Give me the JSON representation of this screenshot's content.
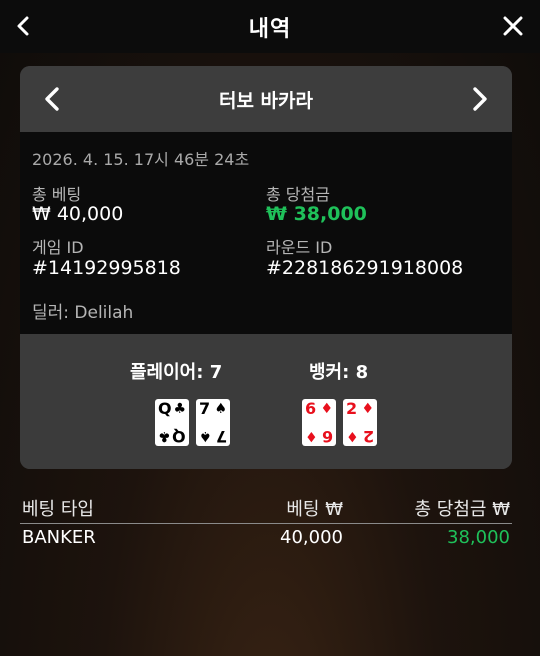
{
  "header": {
    "title": "내역"
  },
  "card": {
    "game_name": "터보 바카라",
    "timestamp": "2026. 4. 15. 17시 46분 24초",
    "total_bet_label": "총 베팅",
    "total_bet_value": "₩ 40,000",
    "total_win_label": "총 당첨금",
    "total_win_value": "₩ 38,000",
    "game_id_label": "게임 ID",
    "game_id_value": "#14192995818",
    "round_id_label": "라운드 ID",
    "round_id_value": "#228186291918008",
    "dealer": "딜러: Delilah"
  },
  "hands": {
    "player_label": "플레이어: 7",
    "banker_label": "뱅커: 8",
    "player_cards": [
      {
        "rank": "Q",
        "suit": "♣",
        "color": "#000000"
      },
      {
        "rank": "7",
        "suit": "♠",
        "color": "#000000"
      }
    ],
    "banker_cards": [
      {
        "rank": "6",
        "suit": "♦",
        "color": "#e8101d"
      },
      {
        "rank": "2",
        "suit": "♦",
        "color": "#e8101d"
      }
    ]
  },
  "bets": {
    "columns": [
      "베팅 타입",
      "베팅 ₩",
      "총 당첨금 ₩"
    ],
    "rows": [
      {
        "type": "BANKER",
        "bet": "40,000",
        "win": "38,000"
      }
    ]
  },
  "colors": {
    "accent_green": "#1fc15a",
    "card_red": "#e8101d"
  }
}
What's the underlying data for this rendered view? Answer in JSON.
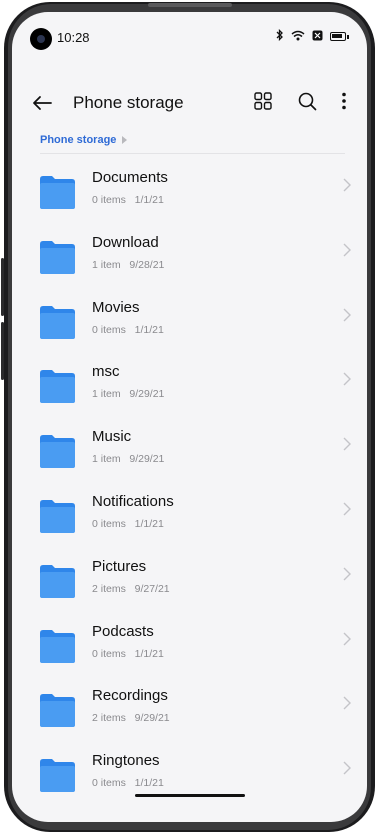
{
  "status_bar": {
    "time": "10:28"
  },
  "toolbar": {
    "title": "Phone storage"
  },
  "breadcrumb": {
    "label": "Phone storage"
  },
  "folders": [
    {
      "name": "Documents",
      "count": "0 items",
      "date": "1/1/21"
    },
    {
      "name": "Download",
      "count": "1 item",
      "date": "9/28/21"
    },
    {
      "name": "Movies",
      "count": "0 items",
      "date": "1/1/21"
    },
    {
      "name": "msc",
      "count": "1 item",
      "date": "9/29/21"
    },
    {
      "name": "Music",
      "count": "1 item",
      "date": "9/29/21"
    },
    {
      "name": "Notifications",
      "count": "0 items",
      "date": "1/1/21"
    },
    {
      "name": "Pictures",
      "count": "2 items",
      "date": "9/27/21"
    },
    {
      "name": "Podcasts",
      "count": "0 items",
      "date": "1/1/21"
    },
    {
      "name": "Recordings",
      "count": "2 items",
      "date": "9/29/21"
    },
    {
      "name": "Ringtones",
      "count": "0 items",
      "date": "1/1/21"
    }
  ],
  "colors": {
    "accent": "#2f6bd6",
    "folder": "#4a9cf2",
    "folder_tab": "#2f86ea"
  },
  "icons": [
    "back-arrow-icon",
    "grid-view-icon",
    "search-icon",
    "more-options-icon",
    "folder-icon",
    "chevron-right-icon",
    "bluetooth-icon",
    "wifi-icon",
    "battery-icon"
  ]
}
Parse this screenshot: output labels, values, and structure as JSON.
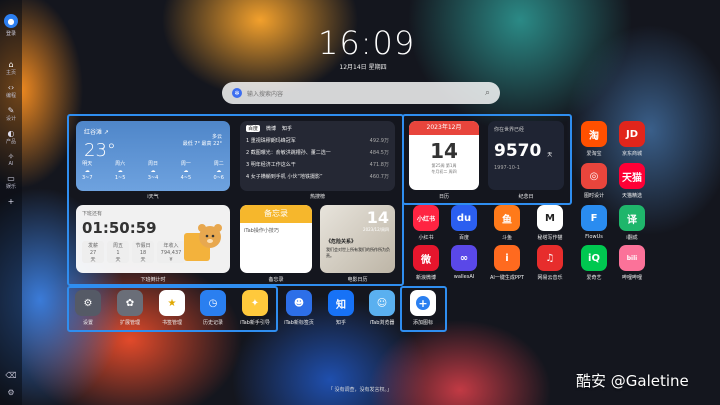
{
  "sidebar": {
    "login": "登录",
    "items": [
      {
        "icon": "home-icon",
        "label": "主页"
      },
      {
        "icon": "code-icon",
        "label": "编程"
      },
      {
        "icon": "design-icon",
        "label": "设计"
      },
      {
        "icon": "product-icon",
        "label": "产品"
      },
      {
        "icon": "ai-icon",
        "label": "AI"
      },
      {
        "icon": "entertainment-icon",
        "label": "娱乐"
      }
    ]
  },
  "clock": {
    "time": "16:09",
    "date": "12月14日  星期四"
  },
  "search": {
    "placeholder": "输入搜索内容"
  },
  "weather": {
    "city": "红谷滩 ↗",
    "temp": "23°",
    "desc": "多云",
    "hi_lo": "最低 7° 最高 22°",
    "label": "i天气",
    "forecast": [
      {
        "day": "明天",
        "temp": "3~7"
      },
      {
        "day": "周六",
        "temp": "1~5"
      },
      {
        "day": "周日",
        "temp": "3~4"
      },
      {
        "day": "周一",
        "temp": "4~5"
      },
      {
        "day": "周二",
        "temp": "0~6"
      }
    ]
  },
  "hot": {
    "tabs": [
      "百度",
      "微博",
      "知乎"
    ],
    "label": "热搜榜",
    "items": [
      {
        "title": "1 重视珠穆朗玛峰冠军",
        "value": "492.9万"
      },
      {
        "title": "2 截图曝光：俞敏洪跳槽孙、董二选一",
        "value": "484.5万"
      },
      {
        "title": "3 明年经济工作这么干",
        "value": "471.8万"
      },
      {
        "title": "4 女子横躺到手机 小伙“地铁摄影”",
        "value": "460.7万"
      }
    ]
  },
  "timer": {
    "title": "下班还有",
    "time": "01:50:59",
    "label": "下班倒计时",
    "cells": [
      {
        "top": "发薪",
        "mid": "27",
        "bot": "天"
      },
      {
        "top": "周五",
        "mid": "1",
        "bot": "天"
      },
      {
        "top": "节假日",
        "mid": "18",
        "bot": "天"
      },
      {
        "top": "年收入",
        "mid": "794,437",
        "bot": "¥"
      }
    ]
  },
  "memo": {
    "header": "备忘录",
    "body": "iTab操作小技巧",
    "label": "备忘录"
  },
  "movie": {
    "num": "14",
    "meta": "2023/12/周四",
    "name": "《危险关系》",
    "quote": "我们会对世上所有我们的所作所为负责。",
    "label": "电影日历"
  },
  "calendar": {
    "month": "2023年12月",
    "day": "14",
    "sub1": "第25周 第1周",
    "sub2": "冬月初二 周四",
    "label": "日历"
  },
  "anniversary": {
    "title": "你在世界已经",
    "days": "9570",
    "unit": "天",
    "date": "1997-10-1",
    "label": "纪念日"
  },
  "apps_right": [
    {
      "name": "爱淘宝",
      "glyph": "淘",
      "color": "#ff5000",
      "icon": "taobao-icon"
    },
    {
      "name": "京东商城",
      "glyph": "JD",
      "color": "#e1251b",
      "icon": "jd-icon"
    },
    {
      "name": "图时设计",
      "glyph": "◎",
      "color": "#e9453c",
      "icon": "tushi-icon"
    },
    {
      "name": "天猫精选",
      "glyph": "天猫",
      "color": "#ff0036",
      "icon": "tmall-icon"
    },
    {
      "name": "小红书",
      "glyph": "小红书",
      "color": "#ff2442",
      "icon": "xiaohongshu-icon"
    },
    {
      "name": "百度",
      "glyph": "du",
      "color": "#2b5ff0",
      "icon": "baidu-icon"
    },
    {
      "name": "斗鱼",
      "glyph": "鱼",
      "color": "#ff7a1a",
      "icon": "douyu-icon"
    },
    {
      "name": "秘塔写作猫",
      "glyph": "M",
      "color": "#ffffff",
      "icon": "mita-icon"
    },
    {
      "name": "FlowUs",
      "glyph": "F",
      "color": "#2a8cf0",
      "icon": "flowus-icon"
    },
    {
      "name": "i翻成",
      "glyph": "译",
      "color": "#1fb66b",
      "icon": "fanyi-icon"
    },
    {
      "name": "新浪微博",
      "glyph": "微",
      "color": "#e6162d",
      "icon": "weibo-icon"
    },
    {
      "name": "wallesAI",
      "glyph": "∞",
      "color": "#5a48e8",
      "icon": "walles-icon"
    },
    {
      "name": "AI一键生成PPT",
      "glyph": "i",
      "color": "#ff6a1f",
      "icon": "ppt-icon"
    },
    {
      "name": "网易云音乐",
      "glyph": "♫",
      "color": "#e72d2c",
      "icon": "netease-icon"
    },
    {
      "name": "爱奇艺",
      "glyph": "iQ",
      "color": "#00c850",
      "icon": "iqiyi-icon"
    },
    {
      "name": "哔哩哔哩",
      "glyph": "bili",
      "color": "#fb7299",
      "icon": "bilibili-icon"
    }
  ],
  "dock": [
    {
      "name": "设置",
      "glyph": "⚙",
      "color": "#555a66",
      "icon": "gear-icon"
    },
    {
      "name": "扩展管理",
      "glyph": "✿",
      "color": "#6a6e78",
      "icon": "puzzle-icon"
    },
    {
      "name": "书签管理",
      "glyph": "★",
      "color": "#ffffff",
      "icon": "star-icon"
    },
    {
      "name": "历史记录",
      "glyph": "◷",
      "color": "#2a7ff0",
      "icon": "clock-icon"
    },
    {
      "name": "iTab新手引导",
      "glyph": "✦",
      "color": "#ffc93c",
      "icon": "bulb-icon"
    },
    {
      "name": "iTab新标签页",
      "glyph": "☻",
      "color": "#2d6fe8",
      "icon": "itab-icon"
    },
    {
      "name": "知乎",
      "glyph": "知",
      "color": "#1772f6",
      "icon": "zhihu-icon"
    },
    {
      "name": "iTab浏览器",
      "glyph": "☺",
      "color": "#5ab0f0",
      "icon": "itab-browser-icon"
    },
    {
      "name": "添加图标",
      "glyph": "+",
      "color": "#ffffff",
      "icon": "add-icon"
    }
  ],
  "quote": "「 没有调查，没有发言权。」",
  "watermark": "酷安 @Galetine"
}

============================================================

• WHAT IS NEEDED: Where a line above holds the string "Phone", show that line.

• RESULT:
    "title": "Phone storage"
    "label": "Phone storage"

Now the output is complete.